Given exercise:
Where a line of the listing below includes the word "about", reproduce that line.

begin Source material

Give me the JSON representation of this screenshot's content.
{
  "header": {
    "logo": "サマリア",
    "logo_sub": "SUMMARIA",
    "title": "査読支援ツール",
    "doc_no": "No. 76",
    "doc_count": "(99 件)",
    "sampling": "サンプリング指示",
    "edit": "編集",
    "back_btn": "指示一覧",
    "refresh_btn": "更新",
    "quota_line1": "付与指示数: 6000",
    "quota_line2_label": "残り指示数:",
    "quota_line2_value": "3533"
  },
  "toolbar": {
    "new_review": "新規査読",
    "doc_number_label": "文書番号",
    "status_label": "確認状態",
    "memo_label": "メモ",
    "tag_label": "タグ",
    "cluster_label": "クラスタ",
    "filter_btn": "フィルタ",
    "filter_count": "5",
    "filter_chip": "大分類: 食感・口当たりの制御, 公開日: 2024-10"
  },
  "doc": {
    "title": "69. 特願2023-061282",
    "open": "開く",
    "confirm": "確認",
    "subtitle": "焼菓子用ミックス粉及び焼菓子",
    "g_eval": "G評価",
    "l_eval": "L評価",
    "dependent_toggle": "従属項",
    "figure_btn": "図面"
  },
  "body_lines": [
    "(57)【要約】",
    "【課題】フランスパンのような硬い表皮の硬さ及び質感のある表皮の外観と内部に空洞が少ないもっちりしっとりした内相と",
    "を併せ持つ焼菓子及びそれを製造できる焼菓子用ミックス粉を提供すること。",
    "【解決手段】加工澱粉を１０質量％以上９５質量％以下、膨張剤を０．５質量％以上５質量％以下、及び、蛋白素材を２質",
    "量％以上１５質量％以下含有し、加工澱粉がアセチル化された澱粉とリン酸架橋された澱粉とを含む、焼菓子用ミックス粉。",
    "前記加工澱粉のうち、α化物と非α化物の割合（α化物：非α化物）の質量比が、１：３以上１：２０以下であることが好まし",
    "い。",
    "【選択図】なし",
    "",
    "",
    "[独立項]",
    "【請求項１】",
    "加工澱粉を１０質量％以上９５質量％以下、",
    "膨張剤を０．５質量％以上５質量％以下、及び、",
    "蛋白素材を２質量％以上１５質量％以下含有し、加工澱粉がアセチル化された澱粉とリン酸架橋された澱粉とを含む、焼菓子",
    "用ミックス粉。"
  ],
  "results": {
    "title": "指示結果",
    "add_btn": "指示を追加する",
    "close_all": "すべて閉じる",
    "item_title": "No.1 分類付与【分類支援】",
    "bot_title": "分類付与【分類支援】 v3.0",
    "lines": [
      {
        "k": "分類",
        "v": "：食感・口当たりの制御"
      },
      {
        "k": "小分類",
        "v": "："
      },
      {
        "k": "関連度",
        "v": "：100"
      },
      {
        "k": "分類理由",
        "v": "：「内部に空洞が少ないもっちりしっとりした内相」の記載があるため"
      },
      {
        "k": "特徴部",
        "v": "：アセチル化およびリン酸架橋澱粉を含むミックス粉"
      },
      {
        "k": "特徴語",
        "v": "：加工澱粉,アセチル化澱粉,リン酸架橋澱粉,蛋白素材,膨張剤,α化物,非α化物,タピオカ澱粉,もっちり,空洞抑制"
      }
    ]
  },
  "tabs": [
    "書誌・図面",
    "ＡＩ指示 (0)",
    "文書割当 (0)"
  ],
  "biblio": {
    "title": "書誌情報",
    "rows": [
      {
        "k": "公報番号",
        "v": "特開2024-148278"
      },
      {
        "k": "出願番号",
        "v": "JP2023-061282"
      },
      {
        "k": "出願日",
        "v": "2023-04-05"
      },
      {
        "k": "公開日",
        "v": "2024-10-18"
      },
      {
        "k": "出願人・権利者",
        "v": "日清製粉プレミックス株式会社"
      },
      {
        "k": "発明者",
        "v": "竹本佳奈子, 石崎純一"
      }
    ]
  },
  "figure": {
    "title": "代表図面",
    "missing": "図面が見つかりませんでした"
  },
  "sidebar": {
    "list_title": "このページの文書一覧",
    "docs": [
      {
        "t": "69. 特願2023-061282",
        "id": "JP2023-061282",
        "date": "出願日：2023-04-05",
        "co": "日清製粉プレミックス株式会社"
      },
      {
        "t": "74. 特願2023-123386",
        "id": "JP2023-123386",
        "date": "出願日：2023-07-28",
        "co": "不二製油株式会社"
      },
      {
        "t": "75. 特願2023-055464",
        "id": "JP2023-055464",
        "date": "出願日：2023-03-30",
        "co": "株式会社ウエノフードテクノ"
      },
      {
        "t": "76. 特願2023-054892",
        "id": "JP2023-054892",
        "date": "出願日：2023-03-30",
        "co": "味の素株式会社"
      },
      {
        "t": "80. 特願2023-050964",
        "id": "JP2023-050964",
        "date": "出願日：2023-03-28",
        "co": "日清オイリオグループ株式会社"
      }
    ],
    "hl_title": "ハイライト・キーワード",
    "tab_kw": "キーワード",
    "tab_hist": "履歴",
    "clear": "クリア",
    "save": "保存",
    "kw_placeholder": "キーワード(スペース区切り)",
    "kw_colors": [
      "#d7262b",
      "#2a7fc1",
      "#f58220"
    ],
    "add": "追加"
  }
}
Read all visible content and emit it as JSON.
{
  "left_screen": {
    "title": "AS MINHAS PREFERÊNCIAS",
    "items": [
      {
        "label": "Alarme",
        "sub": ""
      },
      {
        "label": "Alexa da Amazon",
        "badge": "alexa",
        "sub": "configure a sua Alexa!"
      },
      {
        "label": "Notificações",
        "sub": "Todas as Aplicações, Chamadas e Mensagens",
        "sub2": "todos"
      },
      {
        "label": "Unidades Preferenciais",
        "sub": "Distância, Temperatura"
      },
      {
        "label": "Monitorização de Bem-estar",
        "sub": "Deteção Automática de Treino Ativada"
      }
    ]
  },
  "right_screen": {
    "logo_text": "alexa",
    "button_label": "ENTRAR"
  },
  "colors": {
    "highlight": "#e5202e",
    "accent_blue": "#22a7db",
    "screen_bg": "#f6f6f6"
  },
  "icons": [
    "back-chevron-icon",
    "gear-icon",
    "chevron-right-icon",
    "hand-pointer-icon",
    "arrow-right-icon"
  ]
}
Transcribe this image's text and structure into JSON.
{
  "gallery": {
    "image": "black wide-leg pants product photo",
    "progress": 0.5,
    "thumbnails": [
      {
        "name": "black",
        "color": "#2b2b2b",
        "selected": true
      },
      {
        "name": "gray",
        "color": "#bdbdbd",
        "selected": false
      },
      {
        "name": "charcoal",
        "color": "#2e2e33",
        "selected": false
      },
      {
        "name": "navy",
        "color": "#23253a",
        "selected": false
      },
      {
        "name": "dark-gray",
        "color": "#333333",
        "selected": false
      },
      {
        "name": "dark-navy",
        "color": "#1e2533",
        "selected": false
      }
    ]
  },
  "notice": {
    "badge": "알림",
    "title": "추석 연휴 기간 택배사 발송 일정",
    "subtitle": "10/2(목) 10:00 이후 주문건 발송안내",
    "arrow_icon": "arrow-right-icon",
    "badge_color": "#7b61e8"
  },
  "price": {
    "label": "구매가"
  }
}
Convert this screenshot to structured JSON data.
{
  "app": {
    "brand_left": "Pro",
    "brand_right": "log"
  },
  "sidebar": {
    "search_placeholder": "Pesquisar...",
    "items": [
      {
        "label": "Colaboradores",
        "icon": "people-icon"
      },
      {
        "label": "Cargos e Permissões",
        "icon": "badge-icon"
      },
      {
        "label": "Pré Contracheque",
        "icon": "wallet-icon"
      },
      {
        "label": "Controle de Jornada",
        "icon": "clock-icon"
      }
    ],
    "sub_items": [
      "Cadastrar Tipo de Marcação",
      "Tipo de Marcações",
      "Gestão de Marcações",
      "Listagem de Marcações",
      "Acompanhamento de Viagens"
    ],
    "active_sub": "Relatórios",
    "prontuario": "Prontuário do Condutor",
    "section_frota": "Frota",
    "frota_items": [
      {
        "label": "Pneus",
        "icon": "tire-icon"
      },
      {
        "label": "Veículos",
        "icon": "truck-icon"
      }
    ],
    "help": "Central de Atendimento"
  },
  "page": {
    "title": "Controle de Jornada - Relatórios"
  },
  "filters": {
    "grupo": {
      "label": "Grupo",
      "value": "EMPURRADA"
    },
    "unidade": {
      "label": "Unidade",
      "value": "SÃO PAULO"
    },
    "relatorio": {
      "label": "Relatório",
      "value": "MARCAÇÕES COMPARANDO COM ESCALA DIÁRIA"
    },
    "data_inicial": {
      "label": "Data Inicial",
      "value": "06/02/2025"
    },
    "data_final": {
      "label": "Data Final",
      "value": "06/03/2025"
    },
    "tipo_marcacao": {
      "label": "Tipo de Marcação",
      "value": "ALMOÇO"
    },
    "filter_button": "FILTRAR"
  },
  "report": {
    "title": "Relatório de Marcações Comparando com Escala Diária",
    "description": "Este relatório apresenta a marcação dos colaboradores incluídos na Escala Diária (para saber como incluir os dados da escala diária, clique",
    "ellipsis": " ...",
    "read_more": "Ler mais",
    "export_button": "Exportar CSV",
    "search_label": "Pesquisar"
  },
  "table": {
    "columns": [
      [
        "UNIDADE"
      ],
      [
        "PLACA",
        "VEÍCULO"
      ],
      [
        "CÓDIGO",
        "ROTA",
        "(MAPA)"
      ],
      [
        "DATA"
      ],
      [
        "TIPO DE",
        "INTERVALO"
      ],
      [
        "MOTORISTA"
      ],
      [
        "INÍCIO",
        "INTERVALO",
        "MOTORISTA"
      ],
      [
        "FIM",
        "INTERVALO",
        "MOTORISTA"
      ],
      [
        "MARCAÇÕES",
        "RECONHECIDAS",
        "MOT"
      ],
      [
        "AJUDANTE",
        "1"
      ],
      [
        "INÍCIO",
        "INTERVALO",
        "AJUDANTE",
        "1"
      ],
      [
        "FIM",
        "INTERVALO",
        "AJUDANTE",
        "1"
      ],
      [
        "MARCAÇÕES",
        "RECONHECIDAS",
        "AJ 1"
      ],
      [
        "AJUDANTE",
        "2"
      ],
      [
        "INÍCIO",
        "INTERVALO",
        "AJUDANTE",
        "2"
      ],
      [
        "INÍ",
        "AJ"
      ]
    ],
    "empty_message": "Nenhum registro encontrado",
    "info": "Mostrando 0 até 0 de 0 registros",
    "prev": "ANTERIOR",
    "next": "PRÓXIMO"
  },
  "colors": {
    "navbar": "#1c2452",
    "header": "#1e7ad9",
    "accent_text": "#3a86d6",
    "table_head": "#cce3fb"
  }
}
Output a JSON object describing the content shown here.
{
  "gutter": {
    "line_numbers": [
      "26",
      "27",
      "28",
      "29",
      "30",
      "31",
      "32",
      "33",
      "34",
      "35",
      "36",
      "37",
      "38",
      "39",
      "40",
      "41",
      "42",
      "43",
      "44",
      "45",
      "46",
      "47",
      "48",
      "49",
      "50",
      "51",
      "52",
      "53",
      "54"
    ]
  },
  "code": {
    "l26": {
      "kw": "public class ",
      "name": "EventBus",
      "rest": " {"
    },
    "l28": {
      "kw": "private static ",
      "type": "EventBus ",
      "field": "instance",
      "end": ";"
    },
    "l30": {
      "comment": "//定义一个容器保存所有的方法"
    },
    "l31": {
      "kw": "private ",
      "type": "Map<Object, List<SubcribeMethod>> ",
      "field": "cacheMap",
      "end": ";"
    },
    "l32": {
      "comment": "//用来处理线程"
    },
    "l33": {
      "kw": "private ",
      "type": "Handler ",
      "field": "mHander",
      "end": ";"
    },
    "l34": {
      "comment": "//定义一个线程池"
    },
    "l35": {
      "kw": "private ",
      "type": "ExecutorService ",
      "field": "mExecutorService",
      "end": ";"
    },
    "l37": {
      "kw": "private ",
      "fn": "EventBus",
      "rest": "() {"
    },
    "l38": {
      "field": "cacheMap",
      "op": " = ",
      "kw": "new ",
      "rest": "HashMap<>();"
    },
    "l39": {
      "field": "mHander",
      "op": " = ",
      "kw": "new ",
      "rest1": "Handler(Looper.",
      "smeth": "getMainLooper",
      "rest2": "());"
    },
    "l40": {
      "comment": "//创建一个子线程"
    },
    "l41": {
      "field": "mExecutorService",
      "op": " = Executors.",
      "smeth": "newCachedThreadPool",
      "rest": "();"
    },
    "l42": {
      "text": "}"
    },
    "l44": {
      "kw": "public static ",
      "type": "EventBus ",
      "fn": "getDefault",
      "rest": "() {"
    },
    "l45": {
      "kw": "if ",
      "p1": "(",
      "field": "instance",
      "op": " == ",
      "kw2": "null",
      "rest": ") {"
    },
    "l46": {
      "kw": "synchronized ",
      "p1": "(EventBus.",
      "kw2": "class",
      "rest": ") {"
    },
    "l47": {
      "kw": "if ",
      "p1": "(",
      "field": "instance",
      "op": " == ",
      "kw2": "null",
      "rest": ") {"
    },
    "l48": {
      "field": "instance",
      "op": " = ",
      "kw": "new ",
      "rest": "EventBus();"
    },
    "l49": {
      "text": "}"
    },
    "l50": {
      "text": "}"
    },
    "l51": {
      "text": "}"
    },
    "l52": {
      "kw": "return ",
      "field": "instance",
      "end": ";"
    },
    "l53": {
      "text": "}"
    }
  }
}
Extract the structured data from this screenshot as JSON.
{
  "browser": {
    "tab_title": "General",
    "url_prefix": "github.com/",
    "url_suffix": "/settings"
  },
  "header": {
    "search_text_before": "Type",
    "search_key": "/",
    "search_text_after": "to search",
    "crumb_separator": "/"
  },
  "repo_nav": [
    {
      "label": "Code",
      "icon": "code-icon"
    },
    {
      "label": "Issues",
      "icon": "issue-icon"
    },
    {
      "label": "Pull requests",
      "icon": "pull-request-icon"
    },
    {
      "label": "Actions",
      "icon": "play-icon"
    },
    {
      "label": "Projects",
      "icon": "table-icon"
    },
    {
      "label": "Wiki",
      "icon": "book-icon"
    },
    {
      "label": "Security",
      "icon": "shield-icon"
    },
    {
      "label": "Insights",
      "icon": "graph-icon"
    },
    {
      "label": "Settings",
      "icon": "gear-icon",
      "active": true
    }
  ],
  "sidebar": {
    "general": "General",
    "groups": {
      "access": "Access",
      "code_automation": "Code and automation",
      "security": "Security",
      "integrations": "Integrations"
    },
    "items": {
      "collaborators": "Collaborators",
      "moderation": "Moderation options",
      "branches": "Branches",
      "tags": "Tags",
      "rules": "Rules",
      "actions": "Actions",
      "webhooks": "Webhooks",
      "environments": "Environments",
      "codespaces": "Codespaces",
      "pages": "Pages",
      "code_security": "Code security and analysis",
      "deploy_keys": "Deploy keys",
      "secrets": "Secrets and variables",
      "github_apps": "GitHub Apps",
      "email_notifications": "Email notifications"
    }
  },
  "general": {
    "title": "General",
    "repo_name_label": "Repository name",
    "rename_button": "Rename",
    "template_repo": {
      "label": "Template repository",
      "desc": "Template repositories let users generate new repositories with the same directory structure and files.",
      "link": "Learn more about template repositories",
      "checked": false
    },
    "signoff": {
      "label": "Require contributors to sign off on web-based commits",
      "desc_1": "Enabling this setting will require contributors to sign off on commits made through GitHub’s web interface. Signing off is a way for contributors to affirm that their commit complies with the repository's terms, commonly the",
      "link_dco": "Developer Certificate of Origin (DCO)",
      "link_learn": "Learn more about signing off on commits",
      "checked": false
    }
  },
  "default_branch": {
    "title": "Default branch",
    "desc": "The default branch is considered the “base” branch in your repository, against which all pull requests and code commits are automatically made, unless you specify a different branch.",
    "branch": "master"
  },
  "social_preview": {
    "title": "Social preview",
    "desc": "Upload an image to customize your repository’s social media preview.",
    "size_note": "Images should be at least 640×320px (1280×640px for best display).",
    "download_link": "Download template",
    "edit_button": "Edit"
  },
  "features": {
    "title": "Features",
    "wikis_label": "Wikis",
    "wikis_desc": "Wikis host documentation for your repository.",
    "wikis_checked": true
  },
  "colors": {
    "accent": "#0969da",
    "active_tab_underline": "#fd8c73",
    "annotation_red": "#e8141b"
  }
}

end Source material

Written solution:
      "link": "Learn more about template repositories",
      "link_learn": "Learn more about signing off on commits",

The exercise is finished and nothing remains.